▶ [SOURCE RECORDS]
^^^^

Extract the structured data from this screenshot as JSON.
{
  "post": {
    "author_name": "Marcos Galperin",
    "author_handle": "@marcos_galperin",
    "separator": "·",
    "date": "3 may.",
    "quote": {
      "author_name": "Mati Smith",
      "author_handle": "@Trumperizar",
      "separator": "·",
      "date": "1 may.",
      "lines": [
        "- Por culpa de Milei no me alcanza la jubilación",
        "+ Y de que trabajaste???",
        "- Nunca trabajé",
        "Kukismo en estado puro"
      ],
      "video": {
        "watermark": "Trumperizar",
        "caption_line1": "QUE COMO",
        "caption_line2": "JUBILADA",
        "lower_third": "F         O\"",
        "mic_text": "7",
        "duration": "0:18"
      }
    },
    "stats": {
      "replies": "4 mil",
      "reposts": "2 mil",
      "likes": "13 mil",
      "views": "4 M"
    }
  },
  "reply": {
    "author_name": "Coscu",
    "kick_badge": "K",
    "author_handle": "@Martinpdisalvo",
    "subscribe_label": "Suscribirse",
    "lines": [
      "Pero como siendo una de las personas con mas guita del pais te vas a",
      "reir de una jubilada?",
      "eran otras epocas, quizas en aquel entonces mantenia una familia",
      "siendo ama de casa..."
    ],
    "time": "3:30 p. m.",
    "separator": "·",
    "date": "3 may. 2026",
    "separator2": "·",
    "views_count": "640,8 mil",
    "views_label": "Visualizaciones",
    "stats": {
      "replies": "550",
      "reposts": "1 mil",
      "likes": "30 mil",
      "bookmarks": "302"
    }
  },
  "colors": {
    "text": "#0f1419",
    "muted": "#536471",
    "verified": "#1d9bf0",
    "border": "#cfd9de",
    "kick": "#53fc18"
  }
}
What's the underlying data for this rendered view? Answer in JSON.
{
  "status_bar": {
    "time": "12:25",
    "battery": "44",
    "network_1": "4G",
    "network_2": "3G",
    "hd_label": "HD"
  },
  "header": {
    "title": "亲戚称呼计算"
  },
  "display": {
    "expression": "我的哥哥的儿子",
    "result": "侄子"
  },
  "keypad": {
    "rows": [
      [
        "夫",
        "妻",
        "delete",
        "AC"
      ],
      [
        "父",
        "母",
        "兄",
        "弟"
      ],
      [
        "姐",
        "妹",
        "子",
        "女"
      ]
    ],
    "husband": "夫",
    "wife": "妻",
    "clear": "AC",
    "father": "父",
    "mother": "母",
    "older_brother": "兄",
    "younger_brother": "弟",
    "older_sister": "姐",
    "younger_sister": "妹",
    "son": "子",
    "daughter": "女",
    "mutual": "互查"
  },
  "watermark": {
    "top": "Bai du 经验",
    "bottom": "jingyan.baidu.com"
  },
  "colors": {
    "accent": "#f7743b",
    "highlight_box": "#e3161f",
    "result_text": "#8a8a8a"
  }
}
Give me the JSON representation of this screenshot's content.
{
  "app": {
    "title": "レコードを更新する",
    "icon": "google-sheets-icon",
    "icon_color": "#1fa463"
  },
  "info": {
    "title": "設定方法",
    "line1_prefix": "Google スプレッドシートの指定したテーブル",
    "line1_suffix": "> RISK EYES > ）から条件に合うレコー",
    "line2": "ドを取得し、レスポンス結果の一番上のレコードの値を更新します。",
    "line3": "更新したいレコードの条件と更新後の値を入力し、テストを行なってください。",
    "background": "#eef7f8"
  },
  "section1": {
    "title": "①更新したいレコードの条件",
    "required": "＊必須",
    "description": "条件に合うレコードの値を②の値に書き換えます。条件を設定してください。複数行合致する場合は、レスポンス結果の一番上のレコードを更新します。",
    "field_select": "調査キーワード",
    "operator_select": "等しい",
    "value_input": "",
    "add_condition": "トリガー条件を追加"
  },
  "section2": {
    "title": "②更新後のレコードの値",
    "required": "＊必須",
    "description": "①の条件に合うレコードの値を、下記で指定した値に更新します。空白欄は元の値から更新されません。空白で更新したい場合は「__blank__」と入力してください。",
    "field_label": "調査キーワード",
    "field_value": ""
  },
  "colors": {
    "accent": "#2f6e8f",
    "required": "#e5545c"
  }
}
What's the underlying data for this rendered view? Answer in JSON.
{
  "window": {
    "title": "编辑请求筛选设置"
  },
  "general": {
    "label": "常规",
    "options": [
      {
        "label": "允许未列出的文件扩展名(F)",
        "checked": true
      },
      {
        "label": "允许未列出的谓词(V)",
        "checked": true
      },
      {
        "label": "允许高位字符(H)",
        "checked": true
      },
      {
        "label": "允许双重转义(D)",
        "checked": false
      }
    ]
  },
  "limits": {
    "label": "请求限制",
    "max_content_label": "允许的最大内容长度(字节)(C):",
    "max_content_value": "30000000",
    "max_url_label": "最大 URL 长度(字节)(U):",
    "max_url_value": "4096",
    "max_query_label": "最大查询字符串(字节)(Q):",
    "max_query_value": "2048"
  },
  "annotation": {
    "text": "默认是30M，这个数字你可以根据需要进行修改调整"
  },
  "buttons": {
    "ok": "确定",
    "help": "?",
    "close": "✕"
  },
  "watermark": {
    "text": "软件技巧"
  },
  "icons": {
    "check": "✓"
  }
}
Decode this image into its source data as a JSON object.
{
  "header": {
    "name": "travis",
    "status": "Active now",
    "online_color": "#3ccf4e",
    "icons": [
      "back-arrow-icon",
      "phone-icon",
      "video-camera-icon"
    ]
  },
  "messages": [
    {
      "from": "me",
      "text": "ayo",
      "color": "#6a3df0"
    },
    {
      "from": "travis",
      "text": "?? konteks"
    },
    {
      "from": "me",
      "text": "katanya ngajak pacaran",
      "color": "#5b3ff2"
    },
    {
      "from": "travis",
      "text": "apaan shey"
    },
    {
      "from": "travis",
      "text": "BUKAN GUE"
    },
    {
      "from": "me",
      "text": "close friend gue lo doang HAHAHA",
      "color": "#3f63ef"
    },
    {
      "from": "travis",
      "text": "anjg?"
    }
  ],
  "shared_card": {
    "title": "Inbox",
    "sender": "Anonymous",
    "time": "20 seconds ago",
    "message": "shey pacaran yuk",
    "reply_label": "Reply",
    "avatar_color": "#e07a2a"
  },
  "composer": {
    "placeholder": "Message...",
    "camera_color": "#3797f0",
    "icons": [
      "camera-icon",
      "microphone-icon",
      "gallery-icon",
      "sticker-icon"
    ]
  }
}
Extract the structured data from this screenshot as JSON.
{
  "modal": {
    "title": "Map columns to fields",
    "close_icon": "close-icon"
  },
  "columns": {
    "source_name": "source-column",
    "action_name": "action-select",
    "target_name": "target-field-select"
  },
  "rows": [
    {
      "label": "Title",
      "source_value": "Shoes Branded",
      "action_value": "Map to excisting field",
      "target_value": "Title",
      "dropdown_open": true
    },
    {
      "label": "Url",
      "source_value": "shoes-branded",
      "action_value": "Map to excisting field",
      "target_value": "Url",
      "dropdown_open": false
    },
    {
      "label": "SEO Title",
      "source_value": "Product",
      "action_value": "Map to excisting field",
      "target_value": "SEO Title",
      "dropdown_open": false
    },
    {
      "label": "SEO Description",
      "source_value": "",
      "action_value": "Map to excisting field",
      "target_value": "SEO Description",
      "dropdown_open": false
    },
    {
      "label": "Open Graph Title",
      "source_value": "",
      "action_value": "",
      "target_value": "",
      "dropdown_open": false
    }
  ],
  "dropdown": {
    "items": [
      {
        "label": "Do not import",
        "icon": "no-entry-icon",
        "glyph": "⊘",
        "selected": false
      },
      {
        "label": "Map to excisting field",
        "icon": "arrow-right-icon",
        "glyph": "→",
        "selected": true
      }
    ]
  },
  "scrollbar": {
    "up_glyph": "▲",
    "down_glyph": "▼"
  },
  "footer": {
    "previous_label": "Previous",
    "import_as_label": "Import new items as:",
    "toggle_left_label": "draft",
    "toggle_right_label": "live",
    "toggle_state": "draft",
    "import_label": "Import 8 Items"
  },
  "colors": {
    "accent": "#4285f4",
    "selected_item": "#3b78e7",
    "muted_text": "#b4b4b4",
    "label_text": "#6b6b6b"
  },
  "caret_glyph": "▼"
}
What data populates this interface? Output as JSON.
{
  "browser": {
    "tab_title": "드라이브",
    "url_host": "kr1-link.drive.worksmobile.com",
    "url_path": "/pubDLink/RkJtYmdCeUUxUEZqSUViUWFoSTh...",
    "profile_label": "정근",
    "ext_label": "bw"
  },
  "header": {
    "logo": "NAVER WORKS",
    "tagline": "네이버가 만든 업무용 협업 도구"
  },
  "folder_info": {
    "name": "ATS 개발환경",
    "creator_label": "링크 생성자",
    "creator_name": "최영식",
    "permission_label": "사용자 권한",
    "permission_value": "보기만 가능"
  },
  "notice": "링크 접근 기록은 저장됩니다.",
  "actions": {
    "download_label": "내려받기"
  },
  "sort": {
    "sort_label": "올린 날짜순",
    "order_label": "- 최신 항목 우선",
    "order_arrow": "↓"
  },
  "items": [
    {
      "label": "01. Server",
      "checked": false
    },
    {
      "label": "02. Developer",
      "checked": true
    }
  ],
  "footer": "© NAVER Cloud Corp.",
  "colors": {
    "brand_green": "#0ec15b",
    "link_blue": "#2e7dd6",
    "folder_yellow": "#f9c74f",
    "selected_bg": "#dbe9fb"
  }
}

^^^^

▶ [PROBLEM STATEMENT] Write out every line of the preceding listing that contains "JSON".

▶ [WORKED SOLUTION]
Extract the structured data from this screenshot as JSON.
What's the underlying data for this rendered view? Answer in JSON.
Give me the JSON representation of this screenshot's content.
What's the underlying data for this rendered view? Answer in JSON.
Decode this image into its source data as a JSON object.
Extract the structured data from this screenshot as JSON.
What data populates this interface? Output as JSON.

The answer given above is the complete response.